** Required work **
Leave out the pictures and transcribe the rest of the records exactly.

** Provided material **
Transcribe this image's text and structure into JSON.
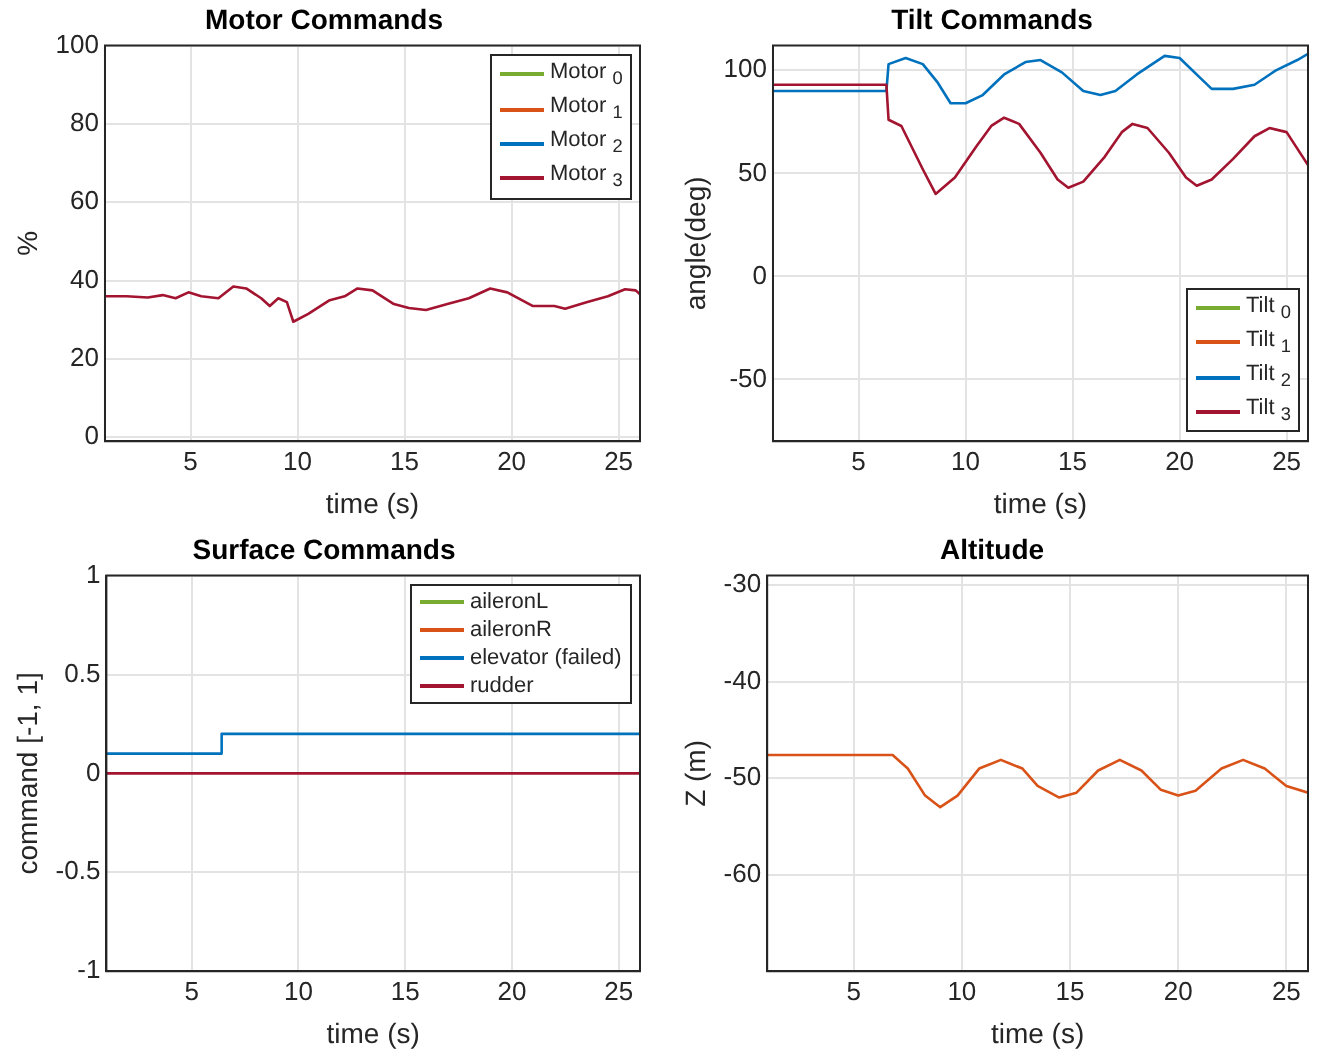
{
  "chart_data": [
    {
      "type": "line",
      "title": "Motor Commands",
      "xlabel": "time (s)",
      "ylabel": "%",
      "xlim": [
        1,
        26
      ],
      "xticks": [
        5,
        10,
        15,
        20,
        25
      ],
      "ylim": [
        -1,
        100
      ],
      "yticks": [
        0,
        20,
        40,
        60,
        80,
        100
      ],
      "grid": true,
      "legend": "top right",
      "series": [
        {
          "name": "Motor $_{0}$",
          "color": "#77ac30"
        },
        {
          "name": "Motor $_{1}$",
          "color": "#d95319"
        },
        {
          "name": "Motor $_{2}$",
          "color": "#0072bd"
        },
        {
          "name": "Motor $_{3}$",
          "color": "#a2142f",
          "x": [
            1,
            2,
            3,
            3.7,
            4.3,
            4.9,
            5.5,
            6.3,
            7,
            7.6,
            8.3,
            8.7,
            9.1,
            9.5,
            9.8,
            10.5,
            11.5,
            12.2,
            12.8,
            13.5,
            14.5,
            15.2,
            16,
            17,
            18,
            19,
            19.8,
            21,
            22,
            22.5,
            23.5,
            24.5,
            25.3,
            25.8,
            26
          ],
          "values": [
            36,
            36,
            35.7,
            36.3,
            35.5,
            37,
            36,
            35.5,
            38.5,
            38,
            35.5,
            33.5,
            35.5,
            34.5,
            29.5,
            31.5,
            35,
            36,
            38,
            37.5,
            34,
            33,
            32.5,
            34,
            35.5,
            38,
            37,
            33.5,
            33.5,
            32.8,
            34.5,
            36,
            37.8,
            37.5,
            36.5
          ]
        }
      ]
    },
    {
      "type": "line",
      "title": "Tilt Commands",
      "xlabel": "time (s)",
      "ylabel": "angle(deg)",
      "xlim": [
        1,
        26
      ],
      "xticks": [
        5,
        10,
        15,
        20,
        25
      ],
      "ylim": [
        -80,
        112
      ],
      "yticks": [
        -50,
        0,
        50,
        100
      ],
      "grid": true,
      "legend": "bottom right",
      "series": [
        {
          "name": "Tilt $_{0}$",
          "color": "#77ac30"
        },
        {
          "name": "Tilt $_{1}$",
          "color": "#d95319"
        },
        {
          "name": "Tilt $_{2}$",
          "color": "#0072bd",
          "x": [
            1,
            6.3,
            6.4,
            7.2,
            8,
            8.7,
            9.3,
            10,
            10.8,
            11.8,
            12.8,
            13.5,
            14.5,
            15.5,
            16.3,
            17,
            18,
            19.3,
            20,
            21,
            21.5,
            22.5,
            23.5,
            24.5,
            25.5,
            26
          ],
          "values": [
            90,
            90,
            103,
            106,
            103,
            94,
            84,
            84,
            88,
            98,
            104,
            105,
            99,
            90,
            88,
            90,
            98,
            107,
            106,
            96,
            91,
            91,
            93,
            100,
            105,
            108
          ]
        },
        {
          "name": "Tilt $_{3}$",
          "color": "#a2142f",
          "x": [
            1,
            6.3,
            6.4,
            7,
            8,
            8.6,
            9.5,
            10.5,
            11.2,
            11.8,
            12.5,
            13.5,
            14.3,
            14.8,
            15.5,
            16.5,
            17.3,
            17.8,
            18.5,
            19.5,
            20.3,
            20.8,
            21.5,
            22.5,
            23.5,
            24.2,
            25,
            26
          ],
          "values": [
            93,
            93,
            76,
            73,
            52,
            40,
            48,
            63,
            73,
            77,
            74,
            60,
            47,
            43,
            46,
            58,
            70,
            74,
            72,
            60,
            48,
            44,
            47,
            57,
            68,
            72,
            70,
            54
          ]
        }
      ]
    },
    {
      "type": "line",
      "title": "Surface Commands",
      "xlabel": "time (s)",
      "ylabel": "command [-1, 1]",
      "xlim": [
        1,
        26
      ],
      "xticks": [
        5,
        10,
        15,
        20,
        25
      ],
      "ylim": [
        -1,
        1
      ],
      "yticks": [
        -1,
        -0.5,
        0,
        0.5,
        1
      ],
      "grid": true,
      "legend": "top right",
      "series": [
        {
          "name": "aileronL",
          "color": "#77ac30"
        },
        {
          "name": "aileronR",
          "color": "#d95319"
        },
        {
          "name": "elevator (failed)",
          "color": "#0072bd",
          "type": "step",
          "x": [
            1,
            6.4,
            26
          ],
          "values": [
            0.1,
            0.2,
            0.2
          ]
        },
        {
          "name": "rudder",
          "color": "#a2142f",
          "x": [
            1,
            26
          ],
          "values": [
            0,
            0
          ]
        }
      ]
    },
    {
      "type": "line",
      "title": "Altitude",
      "xlabel": "time (s)",
      "ylabel": "Z (m)",
      "xlim": [
        1,
        26
      ],
      "xticks": [
        5,
        10,
        15,
        20,
        25
      ],
      "ylim": [
        -70,
        -29
      ],
      "yticks": [
        -60,
        -50,
        -40,
        -30
      ],
      "grid": true,
      "series": [
        {
          "color": "#d95319",
          "x": [
            1,
            6.8,
            7.5,
            8.3,
            9,
            9.8,
            10.8,
            11.8,
            12.8,
            13.5,
            14.5,
            15.3,
            16.3,
            17.3,
            18.3,
            19.2,
            20,
            20.8,
            22,
            23,
            24,
            25,
            26
          ],
          "values": [
            -47.6,
            -47.6,
            -49,
            -51.8,
            -53,
            -51.8,
            -49,
            -48.1,
            -49,
            -50.8,
            -52,
            -51.5,
            -49.2,
            -48.1,
            -49.2,
            -51.2,
            -51.8,
            -51.3,
            -49,
            -48.1,
            -49,
            -50.8,
            -51.5
          ]
        }
      ]
    }
  ]
}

** Reply to the exercise **
Transcribe this image's text and structure into JSON.
{
  "chart_data": [
    {
      "type": "line",
      "title": "Motor Commands",
      "xlabel": "time (s)",
      "ylabel": "%",
      "xlim": [
        1,
        26
      ],
      "xticks": [
        5,
        10,
        15,
        20,
        25
      ],
      "ylim": [
        -1,
        100
      ],
      "yticks": [
        0,
        20,
        40,
        60,
        80,
        100
      ],
      "grid": true,
      "legend": "top right",
      "series": [
        {
          "name": "Motor $_{0}$",
          "color": "#77ac30"
        },
        {
          "name": "Motor $_{1}$",
          "color": "#d95319"
        },
        {
          "name": "Motor $_{2}$",
          "color": "#0072bd"
        },
        {
          "name": "Motor $_{3}$",
          "color": "#a2142f",
          "x": [
            1,
            2,
            3,
            3.7,
            4.3,
            4.9,
            5.5,
            6.3,
            7,
            7.6,
            8.3,
            8.7,
            9.1,
            9.5,
            9.8,
            10.5,
            11.5,
            12.2,
            12.8,
            13.5,
            14.5,
            15.2,
            16,
            17,
            18,
            19,
            19.8,
            21,
            22,
            22.5,
            23.5,
            24.5,
            25.3,
            25.8,
            26
          ],
          "values": [
            36,
            36,
            35.7,
            36.3,
            35.5,
            37,
            36,
            35.5,
            38.5,
            38,
            35.5,
            33.5,
            35.5,
            34.5,
            29.5,
            31.5,
            35,
            36,
            38,
            37.5,
            34,
            33,
            32.5,
            34,
            35.5,
            38,
            37,
            33.5,
            33.5,
            32.8,
            34.5,
            36,
            37.8,
            37.5,
            36.5
          ]
        }
      ]
    },
    {
      "type": "line",
      "title": "Tilt Commands",
      "xlabel": "time (s)",
      "ylabel": "angle(deg)",
      "xlim": [
        1,
        26
      ],
      "xticks": [
        5,
        10,
        15,
        20,
        25
      ],
      "ylim": [
        -80,
        112
      ],
      "yticks": [
        -50,
        0,
        50,
        100
      ],
      "grid": true,
      "legend": "bottom right",
      "series": [
        {
          "name": "Tilt $_{0}$",
          "color": "#77ac30"
        },
        {
          "name": "Tilt $_{1}$",
          "color": "#d95319"
        },
        {
          "name": "Tilt $_{2}$",
          "color": "#0072bd",
          "x": [
            1,
            6.3,
            6.4,
            7.2,
            8,
            8.7,
            9.3,
            10,
            10.8,
            11.8,
            12.8,
            13.5,
            14.5,
            15.5,
            16.3,
            17,
            18,
            19.3,
            20,
            21,
            21.5,
            22.5,
            23.5,
            24.5,
            25.5,
            26
          ],
          "values": [
            90,
            90,
            103,
            106,
            103,
            94,
            84,
            84,
            88,
            98,
            104,
            105,
            99,
            90,
            88,
            90,
            98,
            107,
            106,
            96,
            91,
            91,
            93,
            100,
            105,
            108
          ]
        },
        {
          "name": "Tilt $_{3}$",
          "color": "#a2142f",
          "x": [
            1,
            6.3,
            6.4,
            7,
            8,
            8.6,
            9.5,
            10.5,
            11.2,
            11.8,
            12.5,
            13.5,
            14.3,
            14.8,
            15.5,
            16.5,
            17.3,
            17.8,
            18.5,
            19.5,
            20.3,
            20.8,
            21.5,
            22.5,
            23.5,
            24.2,
            25,
            26
          ],
          "values": [
            93,
            93,
            76,
            73,
            52,
            40,
            48,
            63,
            73,
            77,
            74,
            60,
            47,
            43,
            46,
            58,
            70,
            74,
            72,
            60,
            48,
            44,
            47,
            57,
            68,
            72,
            70,
            54
          ]
        }
      ]
    },
    {
      "type": "line",
      "title": "Surface Commands",
      "xlabel": "time (s)",
      "ylabel": "command [-1, 1]",
      "xlim": [
        1,
        26
      ],
      "xticks": [
        5,
        10,
        15,
        20,
        25
      ],
      "ylim": [
        -1,
        1
      ],
      "yticks": [
        -1,
        -0.5,
        0,
        0.5,
        1
      ],
      "grid": true,
      "legend": "top right",
      "series": [
        {
          "name": "aileronL",
          "color": "#77ac30"
        },
        {
          "name": "aileronR",
          "color": "#d95319"
        },
        {
          "name": "elevator (failed)",
          "color": "#0072bd",
          "type": "step",
          "x": [
            1,
            6.4,
            26
          ],
          "values": [
            0.1,
            0.2,
            0.2
          ]
        },
        {
          "name": "rudder",
          "color": "#a2142f",
          "x": [
            1,
            26
          ],
          "values": [
            0,
            0
          ]
        }
      ]
    },
    {
      "type": "line",
      "title": "Altitude",
      "xlabel": "time (s)",
      "ylabel": "Z (m)",
      "xlim": [
        1,
        26
      ],
      "xticks": [
        5,
        10,
        15,
        20,
        25
      ],
      "ylim": [
        -70,
        -29
      ],
      "yticks": [
        -60,
        -50,
        -40,
        -30
      ],
      "grid": true,
      "series": [
        {
          "color": "#d95319",
          "x": [
            1,
            6.8,
            7.5,
            8.3,
            9,
            9.8,
            10.8,
            11.8,
            12.8,
            13.5,
            14.5,
            15.3,
            16.3,
            17.3,
            18.3,
            19.2,
            20,
            20.8,
            22,
            23,
            24,
            25,
            26
          ],
          "values": [
            -47.6,
            -47.6,
            -49,
            -51.8,
            -53,
            -51.8,
            -49,
            -48.1,
            -49,
            -50.8,
            -52,
            -51.5,
            -49.2,
            -48.1,
            -49.2,
            -51.2,
            -51.8,
            -51.3,
            -49,
            -48.1,
            -49,
            -50.8,
            -51.5
          ]
        }
      ]
    }
  ]
}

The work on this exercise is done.